--- TEXT PASSAGE ---
'''
The problem with APIs is that after they are added people will inevitably start using them in new ways, some which were not even considered initially. This makes future restructuring more and more complex as none of the use cases should be broken.

In the Linux kernel this usually happens when a subsystem has a lot of users, so modifying its internal API is extremely costly. Another common reason is that people implementing a new subsystem tend to start by copying an existing subsystem, thus copying the same errors – and duplicating technical debt. Bartosz finds the lack of a good deprecation mechanism in the Linux kernel exacerbates this problem.

The GPIO subsystem, which Bartosz maintains, is a good example. It has a long history, predating device tree and the device driver model, it has lots of providers and many more users, finally it started as a very naïve set of function prototypes and evolved over time. It provides a number-based sysfs interface that is very problematic, on top of which a new, better interface has been developed, called gpiod.
'''
--- ITEMS ---
'''
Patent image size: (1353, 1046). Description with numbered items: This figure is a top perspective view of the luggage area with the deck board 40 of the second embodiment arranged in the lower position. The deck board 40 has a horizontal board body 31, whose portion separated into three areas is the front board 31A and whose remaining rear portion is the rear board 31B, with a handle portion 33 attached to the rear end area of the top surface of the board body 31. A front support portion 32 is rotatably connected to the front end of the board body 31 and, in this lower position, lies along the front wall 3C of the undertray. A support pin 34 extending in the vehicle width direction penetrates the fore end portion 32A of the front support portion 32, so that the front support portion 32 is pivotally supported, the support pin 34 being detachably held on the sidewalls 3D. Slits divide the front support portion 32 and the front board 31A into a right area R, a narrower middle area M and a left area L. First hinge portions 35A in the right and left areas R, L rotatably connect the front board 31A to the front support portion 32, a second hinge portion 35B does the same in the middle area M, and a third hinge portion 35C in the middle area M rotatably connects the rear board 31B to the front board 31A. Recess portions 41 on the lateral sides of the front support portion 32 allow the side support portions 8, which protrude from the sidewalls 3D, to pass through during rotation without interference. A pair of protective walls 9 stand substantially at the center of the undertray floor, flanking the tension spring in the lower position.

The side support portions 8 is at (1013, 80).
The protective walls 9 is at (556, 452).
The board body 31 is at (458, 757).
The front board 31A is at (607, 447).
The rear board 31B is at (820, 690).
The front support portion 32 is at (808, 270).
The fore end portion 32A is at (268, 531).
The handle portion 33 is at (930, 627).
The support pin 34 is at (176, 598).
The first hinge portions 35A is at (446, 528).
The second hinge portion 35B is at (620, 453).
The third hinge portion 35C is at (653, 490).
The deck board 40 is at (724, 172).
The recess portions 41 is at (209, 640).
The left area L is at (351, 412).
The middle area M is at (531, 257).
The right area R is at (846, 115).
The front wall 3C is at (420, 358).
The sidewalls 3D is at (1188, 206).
'''
--- PROBLEM REQUIREMENTS ---
In the passage on kernel APIs, list every trait that the sentence beginning "It has a long history" gives for the GPIO subsystem.

--- SOLUTION TO THIS TASK ---
- It has a long history.
- It predates device tree and the device driver model.
- It has lots of providers and many more users.
- It started as a very naïve set of function prototypes and evolved over time.